▶ Given problem
Where a line of the listing below includes the word "questions", reproduce that line.

▶ Task inputs
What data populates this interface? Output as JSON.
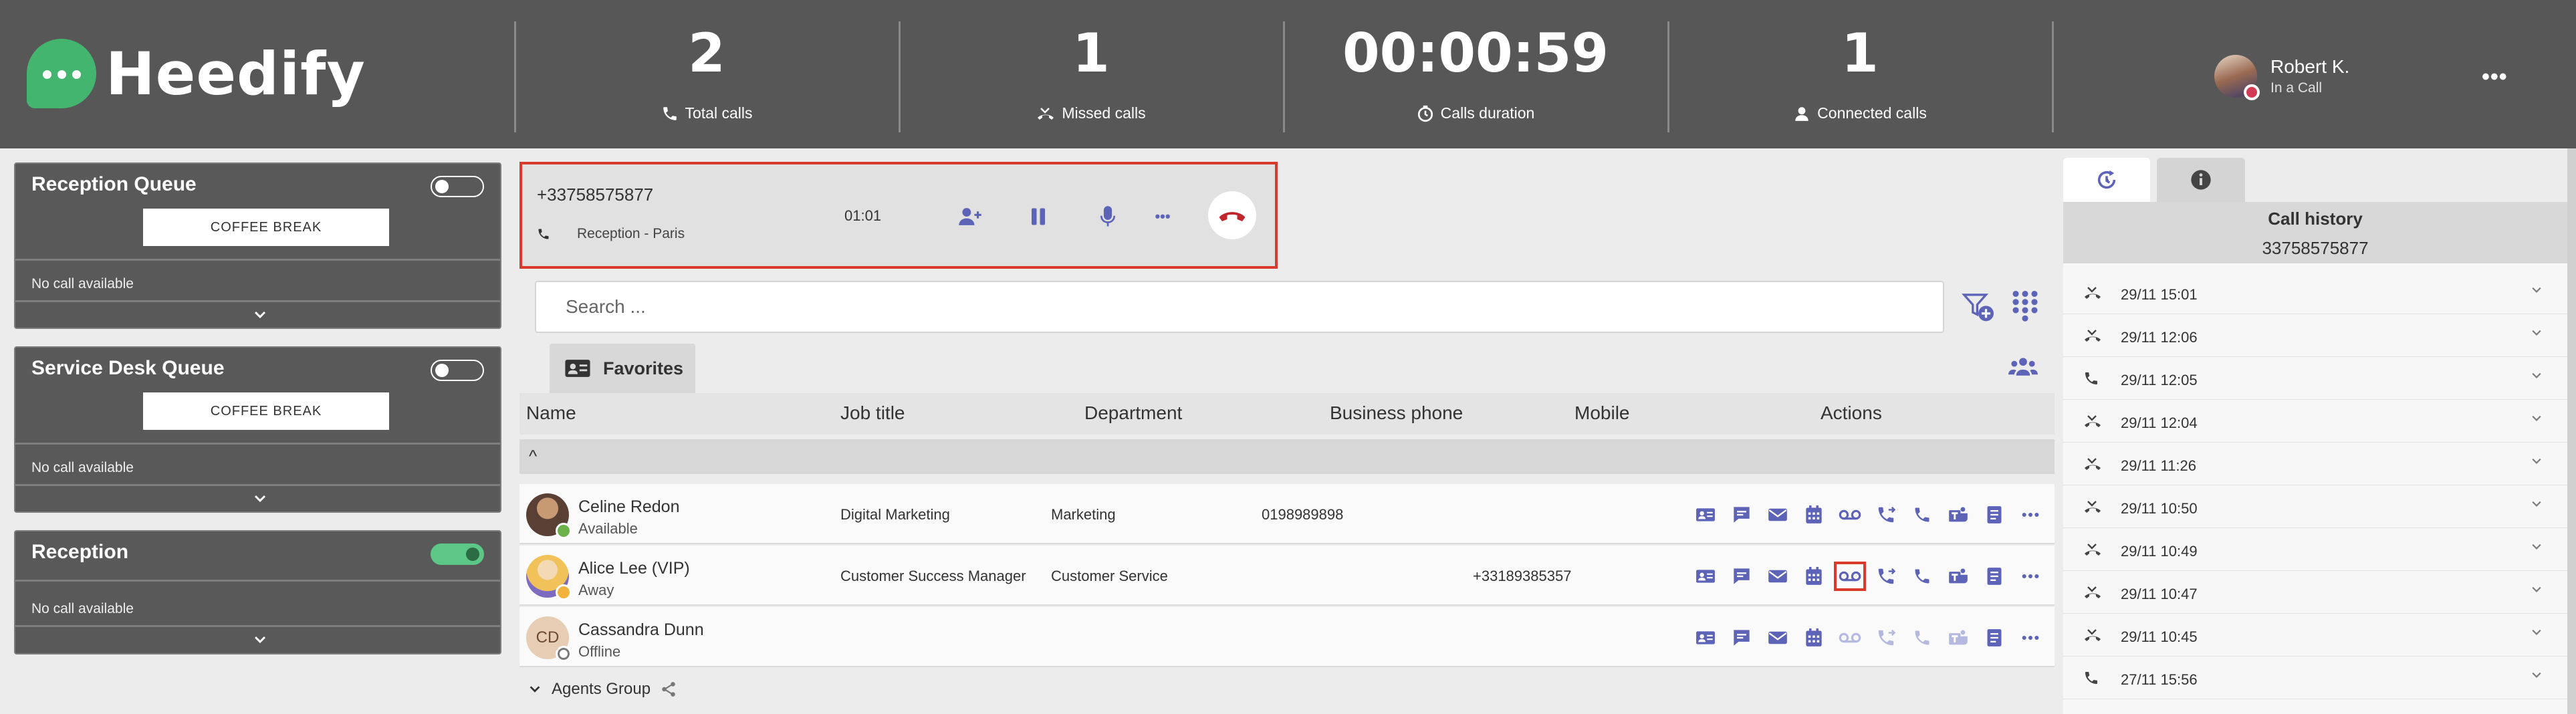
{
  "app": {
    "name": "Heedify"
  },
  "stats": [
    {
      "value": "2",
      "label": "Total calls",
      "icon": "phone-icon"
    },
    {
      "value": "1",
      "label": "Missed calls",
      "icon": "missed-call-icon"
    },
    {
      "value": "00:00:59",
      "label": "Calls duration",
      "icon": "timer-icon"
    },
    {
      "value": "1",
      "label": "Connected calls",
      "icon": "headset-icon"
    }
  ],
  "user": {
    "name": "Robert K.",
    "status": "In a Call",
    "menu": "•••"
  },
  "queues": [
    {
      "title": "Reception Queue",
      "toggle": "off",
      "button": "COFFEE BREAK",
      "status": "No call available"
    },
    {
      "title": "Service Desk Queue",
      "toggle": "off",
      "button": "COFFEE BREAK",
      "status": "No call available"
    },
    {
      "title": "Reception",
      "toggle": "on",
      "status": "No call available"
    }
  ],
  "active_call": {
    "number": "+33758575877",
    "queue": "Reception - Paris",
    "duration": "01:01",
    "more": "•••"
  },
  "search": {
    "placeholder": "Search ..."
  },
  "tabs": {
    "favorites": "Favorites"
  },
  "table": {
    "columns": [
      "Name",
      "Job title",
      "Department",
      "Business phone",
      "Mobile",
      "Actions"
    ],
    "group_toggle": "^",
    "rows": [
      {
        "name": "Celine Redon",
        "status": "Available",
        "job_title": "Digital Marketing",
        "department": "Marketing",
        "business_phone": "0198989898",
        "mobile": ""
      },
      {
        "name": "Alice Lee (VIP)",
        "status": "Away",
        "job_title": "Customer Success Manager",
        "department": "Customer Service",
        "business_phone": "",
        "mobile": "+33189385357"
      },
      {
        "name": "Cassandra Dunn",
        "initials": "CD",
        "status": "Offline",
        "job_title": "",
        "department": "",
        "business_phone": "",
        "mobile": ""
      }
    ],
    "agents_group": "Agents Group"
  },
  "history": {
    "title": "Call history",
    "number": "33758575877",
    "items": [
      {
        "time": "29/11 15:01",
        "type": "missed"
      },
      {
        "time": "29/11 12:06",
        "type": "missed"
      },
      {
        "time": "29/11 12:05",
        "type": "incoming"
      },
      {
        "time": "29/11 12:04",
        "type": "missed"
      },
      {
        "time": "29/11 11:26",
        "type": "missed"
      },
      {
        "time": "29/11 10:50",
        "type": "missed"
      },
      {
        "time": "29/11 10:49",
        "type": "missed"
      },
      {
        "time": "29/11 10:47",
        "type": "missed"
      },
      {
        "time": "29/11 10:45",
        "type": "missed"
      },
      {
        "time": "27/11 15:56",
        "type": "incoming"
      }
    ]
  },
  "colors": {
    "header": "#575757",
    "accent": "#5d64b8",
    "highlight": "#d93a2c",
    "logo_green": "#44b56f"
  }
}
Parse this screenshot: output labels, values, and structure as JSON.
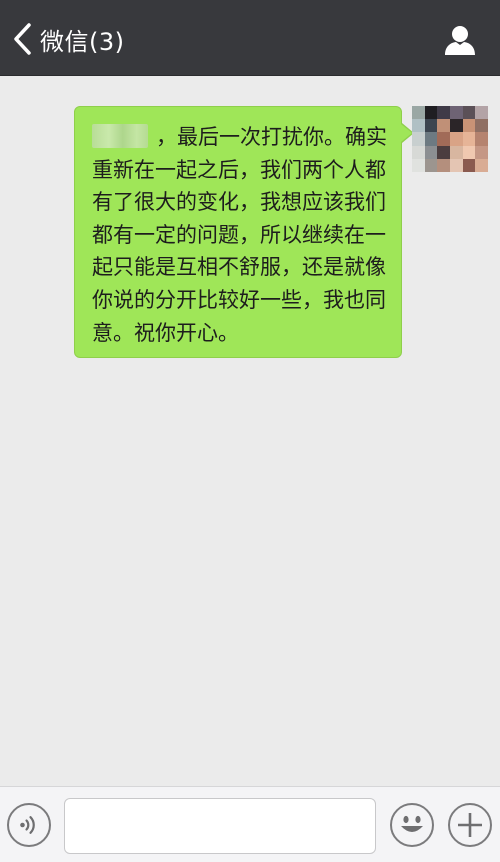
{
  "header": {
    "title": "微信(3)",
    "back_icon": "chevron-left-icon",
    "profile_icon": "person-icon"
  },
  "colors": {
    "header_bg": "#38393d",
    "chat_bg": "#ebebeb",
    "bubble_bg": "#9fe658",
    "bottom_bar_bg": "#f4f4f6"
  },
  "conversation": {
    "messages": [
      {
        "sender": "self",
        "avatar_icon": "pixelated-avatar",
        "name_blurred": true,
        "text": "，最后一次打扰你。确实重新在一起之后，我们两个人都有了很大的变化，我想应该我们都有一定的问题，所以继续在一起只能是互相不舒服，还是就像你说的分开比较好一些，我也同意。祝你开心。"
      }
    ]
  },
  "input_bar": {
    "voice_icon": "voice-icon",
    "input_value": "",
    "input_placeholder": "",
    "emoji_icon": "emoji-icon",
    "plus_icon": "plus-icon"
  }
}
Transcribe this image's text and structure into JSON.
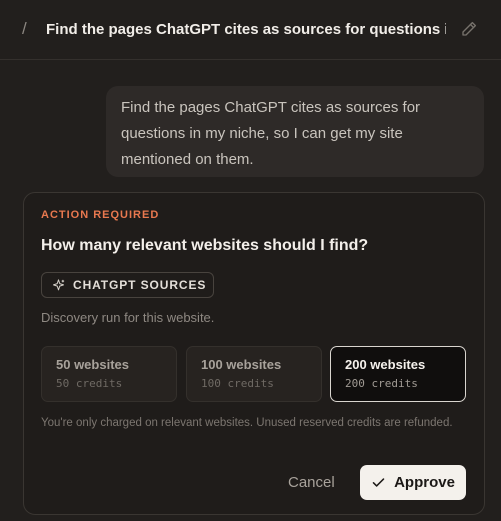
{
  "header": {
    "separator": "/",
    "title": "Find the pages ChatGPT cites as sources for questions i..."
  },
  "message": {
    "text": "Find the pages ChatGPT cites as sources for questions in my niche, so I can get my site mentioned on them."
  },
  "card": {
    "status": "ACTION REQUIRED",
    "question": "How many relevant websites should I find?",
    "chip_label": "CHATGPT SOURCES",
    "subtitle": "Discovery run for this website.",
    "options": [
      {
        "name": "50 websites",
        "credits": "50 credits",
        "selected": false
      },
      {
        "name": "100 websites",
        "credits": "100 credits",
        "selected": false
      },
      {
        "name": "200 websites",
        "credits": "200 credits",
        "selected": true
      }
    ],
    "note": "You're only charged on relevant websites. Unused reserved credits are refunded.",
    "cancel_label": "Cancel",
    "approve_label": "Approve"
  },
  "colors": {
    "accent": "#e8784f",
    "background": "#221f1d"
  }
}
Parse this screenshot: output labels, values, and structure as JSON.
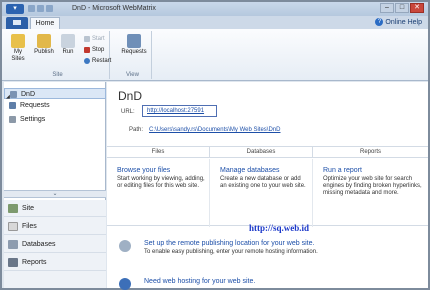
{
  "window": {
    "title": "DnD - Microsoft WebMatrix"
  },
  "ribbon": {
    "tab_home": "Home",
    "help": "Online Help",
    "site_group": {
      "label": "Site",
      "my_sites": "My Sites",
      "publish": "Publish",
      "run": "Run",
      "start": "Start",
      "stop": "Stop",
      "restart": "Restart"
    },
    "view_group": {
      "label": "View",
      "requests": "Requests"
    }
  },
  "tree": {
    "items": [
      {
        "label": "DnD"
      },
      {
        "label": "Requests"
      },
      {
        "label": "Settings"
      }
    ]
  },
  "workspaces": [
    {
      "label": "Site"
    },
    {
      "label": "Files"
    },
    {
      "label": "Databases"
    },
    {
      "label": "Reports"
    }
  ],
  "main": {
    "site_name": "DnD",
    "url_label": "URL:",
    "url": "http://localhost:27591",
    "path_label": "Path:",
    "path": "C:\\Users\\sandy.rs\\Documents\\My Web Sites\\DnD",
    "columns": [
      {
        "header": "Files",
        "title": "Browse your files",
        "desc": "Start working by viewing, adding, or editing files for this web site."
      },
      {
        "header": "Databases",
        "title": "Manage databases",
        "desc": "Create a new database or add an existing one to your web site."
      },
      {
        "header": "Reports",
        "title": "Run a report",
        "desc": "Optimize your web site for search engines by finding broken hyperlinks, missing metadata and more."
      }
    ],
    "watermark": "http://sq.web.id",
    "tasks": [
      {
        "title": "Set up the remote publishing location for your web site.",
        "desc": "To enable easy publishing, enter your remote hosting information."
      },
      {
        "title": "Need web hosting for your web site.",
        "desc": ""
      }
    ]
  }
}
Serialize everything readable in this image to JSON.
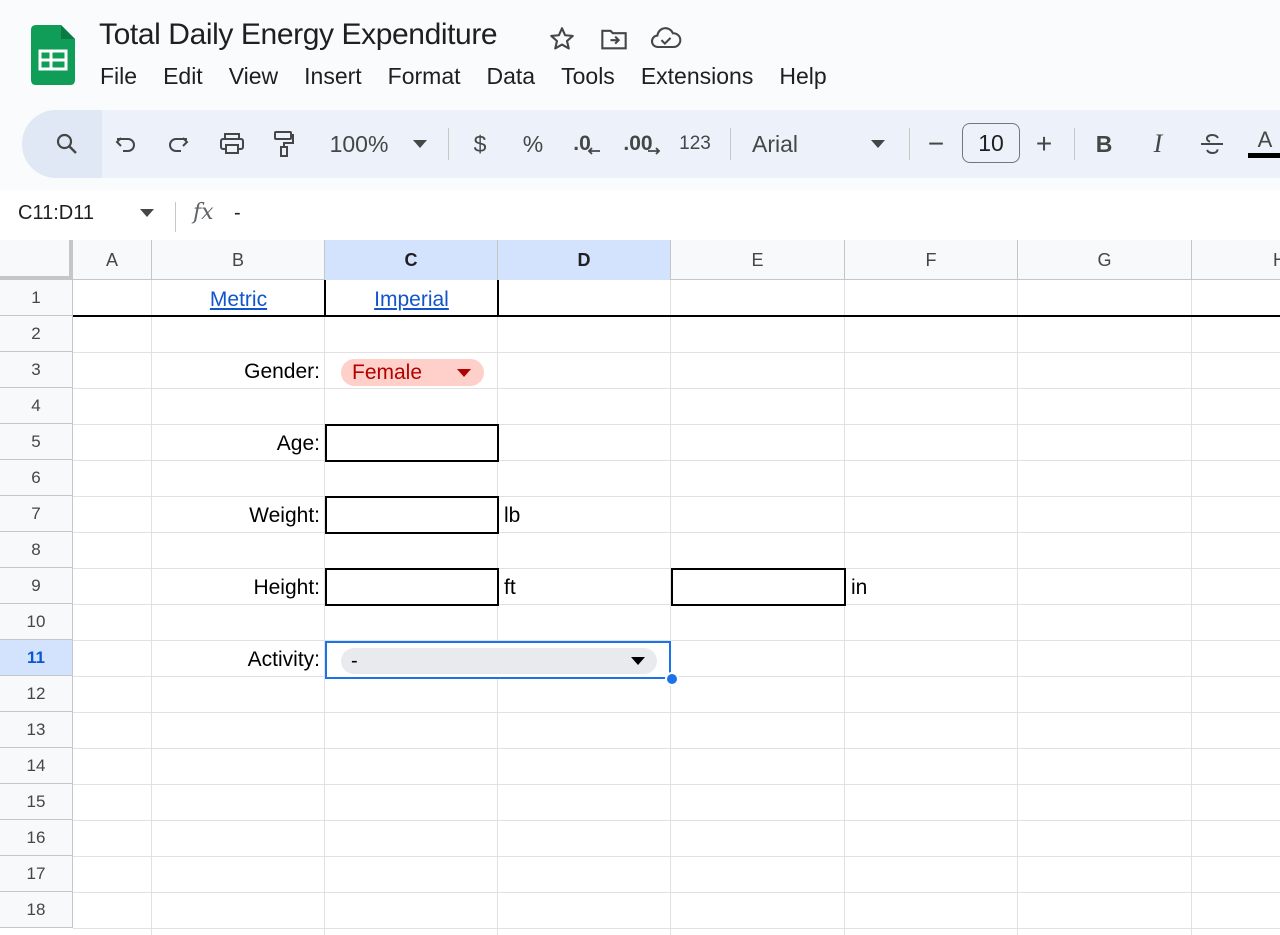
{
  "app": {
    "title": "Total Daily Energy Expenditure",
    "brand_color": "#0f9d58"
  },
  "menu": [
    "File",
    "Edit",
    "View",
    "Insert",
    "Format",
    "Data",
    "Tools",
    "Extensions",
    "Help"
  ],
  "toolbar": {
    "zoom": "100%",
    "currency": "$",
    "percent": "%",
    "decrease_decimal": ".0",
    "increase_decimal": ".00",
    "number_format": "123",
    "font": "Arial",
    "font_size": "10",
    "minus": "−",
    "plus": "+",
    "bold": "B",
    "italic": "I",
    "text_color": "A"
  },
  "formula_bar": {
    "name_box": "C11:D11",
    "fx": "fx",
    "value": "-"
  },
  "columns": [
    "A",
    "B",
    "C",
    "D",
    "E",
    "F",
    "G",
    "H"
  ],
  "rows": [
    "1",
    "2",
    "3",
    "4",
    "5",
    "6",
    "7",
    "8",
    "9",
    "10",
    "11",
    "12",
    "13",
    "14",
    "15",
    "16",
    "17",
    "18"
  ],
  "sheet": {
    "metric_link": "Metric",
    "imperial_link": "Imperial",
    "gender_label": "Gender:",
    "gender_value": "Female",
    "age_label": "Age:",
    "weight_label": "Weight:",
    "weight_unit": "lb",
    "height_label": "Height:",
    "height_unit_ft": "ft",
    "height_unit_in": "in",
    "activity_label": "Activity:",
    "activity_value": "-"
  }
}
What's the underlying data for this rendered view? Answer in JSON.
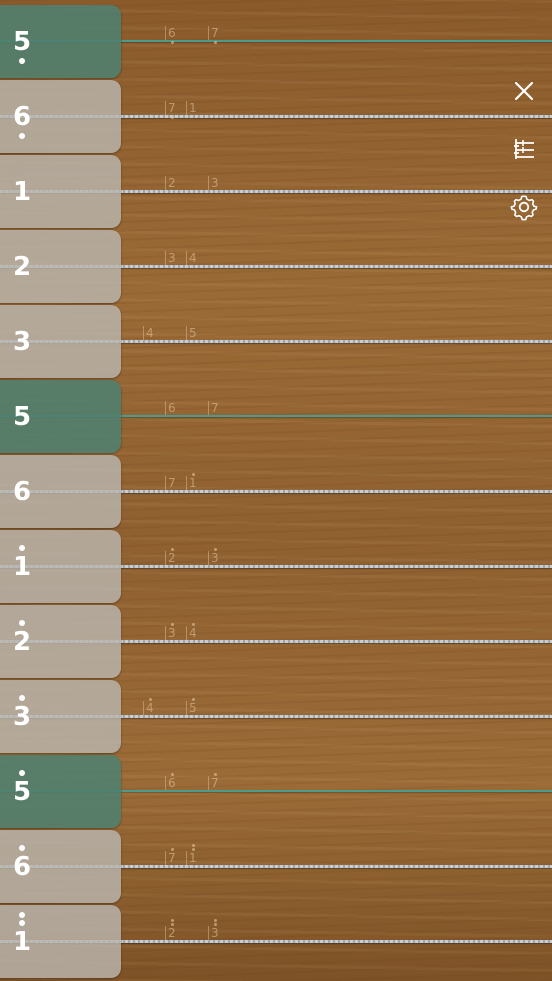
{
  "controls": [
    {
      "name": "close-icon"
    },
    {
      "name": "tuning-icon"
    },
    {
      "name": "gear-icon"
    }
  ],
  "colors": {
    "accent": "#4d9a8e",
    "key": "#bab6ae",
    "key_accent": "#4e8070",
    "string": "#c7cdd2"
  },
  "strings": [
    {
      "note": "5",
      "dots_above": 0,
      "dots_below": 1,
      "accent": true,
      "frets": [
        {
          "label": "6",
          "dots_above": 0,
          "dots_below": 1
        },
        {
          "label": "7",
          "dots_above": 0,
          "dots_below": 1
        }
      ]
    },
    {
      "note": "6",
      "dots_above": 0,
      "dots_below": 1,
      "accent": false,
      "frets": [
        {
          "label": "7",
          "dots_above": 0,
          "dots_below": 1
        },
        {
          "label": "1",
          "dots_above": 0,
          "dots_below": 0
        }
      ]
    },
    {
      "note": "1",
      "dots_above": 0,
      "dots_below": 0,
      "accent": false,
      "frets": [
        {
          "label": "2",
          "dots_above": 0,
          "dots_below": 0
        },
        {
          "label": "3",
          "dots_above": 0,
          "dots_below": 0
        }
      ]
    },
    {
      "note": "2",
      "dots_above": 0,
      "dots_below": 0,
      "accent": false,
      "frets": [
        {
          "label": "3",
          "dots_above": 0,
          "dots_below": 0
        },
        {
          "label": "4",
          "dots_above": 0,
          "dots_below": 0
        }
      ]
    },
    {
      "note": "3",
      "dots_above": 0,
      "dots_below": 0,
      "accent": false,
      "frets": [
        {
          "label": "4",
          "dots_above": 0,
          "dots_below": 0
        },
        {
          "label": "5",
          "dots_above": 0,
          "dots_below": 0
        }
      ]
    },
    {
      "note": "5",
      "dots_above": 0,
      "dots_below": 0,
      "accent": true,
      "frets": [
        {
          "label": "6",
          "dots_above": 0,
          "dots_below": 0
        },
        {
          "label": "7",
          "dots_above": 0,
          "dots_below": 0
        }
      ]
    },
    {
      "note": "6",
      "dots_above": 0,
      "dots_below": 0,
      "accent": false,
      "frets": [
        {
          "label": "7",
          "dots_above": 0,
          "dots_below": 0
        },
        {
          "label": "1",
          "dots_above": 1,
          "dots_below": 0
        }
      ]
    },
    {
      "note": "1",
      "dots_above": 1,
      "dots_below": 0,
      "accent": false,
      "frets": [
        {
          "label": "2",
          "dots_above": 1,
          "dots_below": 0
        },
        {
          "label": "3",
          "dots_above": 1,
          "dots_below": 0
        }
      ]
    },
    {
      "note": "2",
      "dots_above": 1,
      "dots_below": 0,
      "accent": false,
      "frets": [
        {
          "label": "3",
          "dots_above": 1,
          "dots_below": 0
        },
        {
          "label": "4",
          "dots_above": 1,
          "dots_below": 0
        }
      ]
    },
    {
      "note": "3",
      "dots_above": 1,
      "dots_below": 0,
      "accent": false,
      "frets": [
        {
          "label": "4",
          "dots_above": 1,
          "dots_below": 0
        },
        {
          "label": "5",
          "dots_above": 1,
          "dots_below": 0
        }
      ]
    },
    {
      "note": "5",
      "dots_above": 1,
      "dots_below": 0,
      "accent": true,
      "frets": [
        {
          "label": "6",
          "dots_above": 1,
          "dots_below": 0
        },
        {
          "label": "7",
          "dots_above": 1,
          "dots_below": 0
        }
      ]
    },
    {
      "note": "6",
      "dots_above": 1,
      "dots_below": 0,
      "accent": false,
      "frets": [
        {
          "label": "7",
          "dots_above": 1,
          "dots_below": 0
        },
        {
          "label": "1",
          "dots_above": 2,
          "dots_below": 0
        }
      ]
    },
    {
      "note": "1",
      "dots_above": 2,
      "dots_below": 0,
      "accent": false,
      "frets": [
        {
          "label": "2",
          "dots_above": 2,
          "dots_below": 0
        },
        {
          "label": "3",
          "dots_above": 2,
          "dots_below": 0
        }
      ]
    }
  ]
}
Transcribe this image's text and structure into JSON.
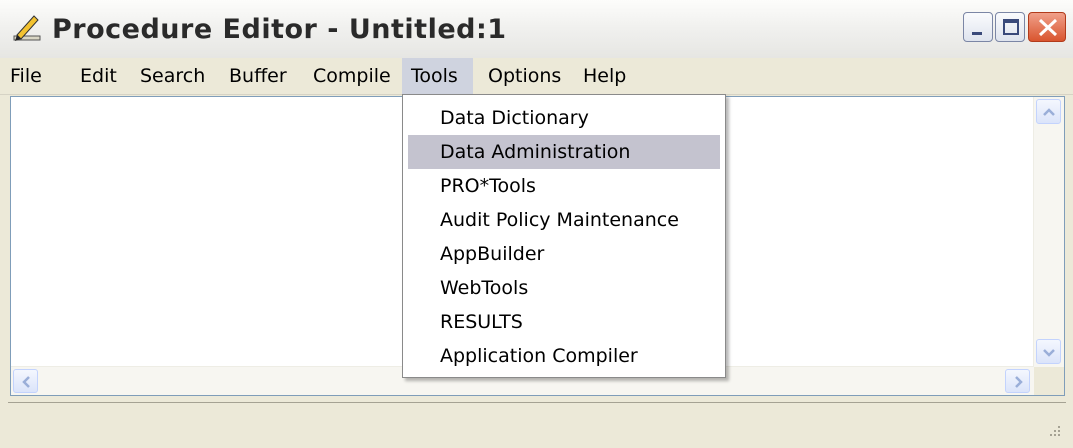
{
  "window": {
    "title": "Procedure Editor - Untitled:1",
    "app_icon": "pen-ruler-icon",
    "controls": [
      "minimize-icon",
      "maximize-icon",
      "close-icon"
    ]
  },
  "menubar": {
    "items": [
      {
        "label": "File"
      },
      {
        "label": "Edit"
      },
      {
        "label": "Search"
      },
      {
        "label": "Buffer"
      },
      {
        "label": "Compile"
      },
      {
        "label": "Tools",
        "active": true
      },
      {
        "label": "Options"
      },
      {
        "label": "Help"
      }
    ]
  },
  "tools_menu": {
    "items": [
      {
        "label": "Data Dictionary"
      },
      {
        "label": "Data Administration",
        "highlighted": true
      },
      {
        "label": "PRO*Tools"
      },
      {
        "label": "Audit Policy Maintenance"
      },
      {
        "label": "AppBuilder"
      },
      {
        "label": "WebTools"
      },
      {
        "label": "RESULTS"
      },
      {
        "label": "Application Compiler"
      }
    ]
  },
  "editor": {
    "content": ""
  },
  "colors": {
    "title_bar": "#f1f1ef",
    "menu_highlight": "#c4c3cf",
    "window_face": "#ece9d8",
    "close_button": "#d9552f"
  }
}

▶ Solution to this task
    "title": "Find the pages ChatGPT cites as sources for questions i..."
    "text": "Find the pages ChatGPT cites as sources for questions in my niche, so I can get my site mentioned on them."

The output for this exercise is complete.